Start
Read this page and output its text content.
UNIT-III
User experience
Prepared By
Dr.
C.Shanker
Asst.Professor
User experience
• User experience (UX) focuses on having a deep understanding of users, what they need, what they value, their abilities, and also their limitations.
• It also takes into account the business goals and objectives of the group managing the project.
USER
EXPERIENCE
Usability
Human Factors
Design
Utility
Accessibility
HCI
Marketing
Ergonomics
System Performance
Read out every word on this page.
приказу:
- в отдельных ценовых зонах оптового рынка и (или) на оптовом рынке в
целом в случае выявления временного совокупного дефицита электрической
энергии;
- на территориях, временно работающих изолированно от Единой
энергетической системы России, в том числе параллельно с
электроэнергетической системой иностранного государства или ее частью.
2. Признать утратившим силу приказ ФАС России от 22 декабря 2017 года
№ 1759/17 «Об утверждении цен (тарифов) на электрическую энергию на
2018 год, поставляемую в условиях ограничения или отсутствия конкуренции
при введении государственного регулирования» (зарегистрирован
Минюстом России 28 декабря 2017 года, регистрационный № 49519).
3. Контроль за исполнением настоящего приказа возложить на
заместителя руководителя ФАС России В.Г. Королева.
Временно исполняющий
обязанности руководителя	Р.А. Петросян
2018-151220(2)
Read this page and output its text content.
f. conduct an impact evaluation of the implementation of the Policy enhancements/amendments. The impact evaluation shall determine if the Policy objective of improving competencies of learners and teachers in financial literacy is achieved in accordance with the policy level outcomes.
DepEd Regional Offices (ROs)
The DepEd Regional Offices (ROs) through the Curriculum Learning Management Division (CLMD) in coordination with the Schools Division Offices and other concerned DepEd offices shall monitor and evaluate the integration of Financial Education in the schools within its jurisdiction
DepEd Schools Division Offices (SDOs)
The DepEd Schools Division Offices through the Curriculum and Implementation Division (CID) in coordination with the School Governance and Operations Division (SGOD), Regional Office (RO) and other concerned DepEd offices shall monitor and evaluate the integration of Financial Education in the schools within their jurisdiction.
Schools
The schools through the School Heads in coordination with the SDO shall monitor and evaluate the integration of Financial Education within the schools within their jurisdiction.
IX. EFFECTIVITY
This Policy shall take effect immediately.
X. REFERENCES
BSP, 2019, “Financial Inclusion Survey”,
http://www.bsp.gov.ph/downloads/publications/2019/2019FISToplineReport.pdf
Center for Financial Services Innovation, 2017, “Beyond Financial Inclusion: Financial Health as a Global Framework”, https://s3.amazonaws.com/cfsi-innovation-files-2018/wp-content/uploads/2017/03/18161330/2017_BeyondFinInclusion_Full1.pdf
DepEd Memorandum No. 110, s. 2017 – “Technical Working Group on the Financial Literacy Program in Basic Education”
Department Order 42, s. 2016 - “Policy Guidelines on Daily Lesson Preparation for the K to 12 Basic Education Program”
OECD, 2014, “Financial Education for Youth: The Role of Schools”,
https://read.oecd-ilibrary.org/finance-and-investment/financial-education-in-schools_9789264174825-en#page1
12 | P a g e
End
Go through the listing above and restate it word for word.

Full output:
Read this page and output its text content.
UNIT-III
User experience
Prepared By
Dr.
C.Shanker
Asst.Professor
User experience
• User experience (UX) focuses on having a deep understanding of users, what they need, what they value, their abilities, and also their limitations.
• It also takes into account the business goals and objectives of the group managing the project.
USER
EXPERIENCE
Usability
Human Factors
Design
Utility
Accessibility
HCI
Marketing
Ergonomics
System Performance
Read out every word on this page.
приказу:
- в отдельных ценовых зонах оптового рынка и (или) на оптовом рынке в
целом в случае выявления временного совокупного дефицита электрической
энергии;
- на территориях, временно работающих изолированно от Единой
энергетической системы России, в том числе параллельно с
электроэнергетической системой иностранного государства или ее частью.
2. Признать утратившим силу приказ ФАС России от 22 декабря 2017 года
№ 1759/17 «Об утверждении цен (тарифов) на электрическую энергию на
2018 год, поставляемую в условиях ограничения или отсутствия конкуренции
при введении государственного регулирования» (зарегистрирован
Минюстом России 28 декабря 2017 года, регистрационный № 49519).
3. Контроль за исполнением настоящего приказа возложить на
заместителя руководителя ФАС России В.Г. Королева.
Временно исполняющий
обязанности руководителя	Р.А. Петросян
2018-151220(2)
Read this page and output its text content.
f. conduct an impact evaluation of the implementation of the Policy enhancements/amendments. The impact evaluation shall determine if the Policy objective of improving competencies of learners and teachers in financial literacy is achieved in accordance with the policy level outcomes.
DepEd Regional Offices (ROs)
The DepEd Regional Offices (ROs) through the Curriculum Learning Management Division (CLMD) in coordination with the Schools Division Offices and other concerned DepEd offices shall monitor and evaluate the integration of Financial Education in the schools within its jurisdiction
DepEd Schools Division Offices (SDOs)
The DepEd Schools Division Offices through the Curriculum and Implementation Division (CID) in coordination with the School Governance and Operations Division (SGOD), Regional Office (RO) and other concerned DepEd offices shall monitor and evaluate the integration of Financial Education in the schools within their jurisdiction.
Schools
The schools through the School Heads in coordination with the SDO shall monitor and evaluate the integration of Financial Education within the schools within their jurisdiction.
IX. EFFECTIVITY
This Policy shall take effect immediately.
X. REFERENCES
BSP, 2019, “Financial Inclusion Survey”,
http://www.bsp.gov.ph/downloads/publications/2019/2019FISToplineReport.pdf
Center for Financial Services Innovation, 2017, “Beyond Financial Inclusion: Financial Health as a Global Framework”, https://s3.amazonaws.com/cfsi-innovation-files-2018/wp-content/uploads/2017/03/18161330/2017_BeyondFinInclusion_Full1.pdf
DepEd Memorandum No. 110, s. 2017 – “Technical Working Group on the Financial Literacy Program in Basic Education”
Department Order 42, s. 2016 - “Policy Guidelines on Daily Lesson Preparation for the K to 12 Basic Education Program”
OECD, 2014, “Financial Education for Youth: The Role of Schools”,
https://read.oecd-ilibrary.org/finance-and-investment/financial-education-in-schools_9789264174825-en#page1
12 | P a g e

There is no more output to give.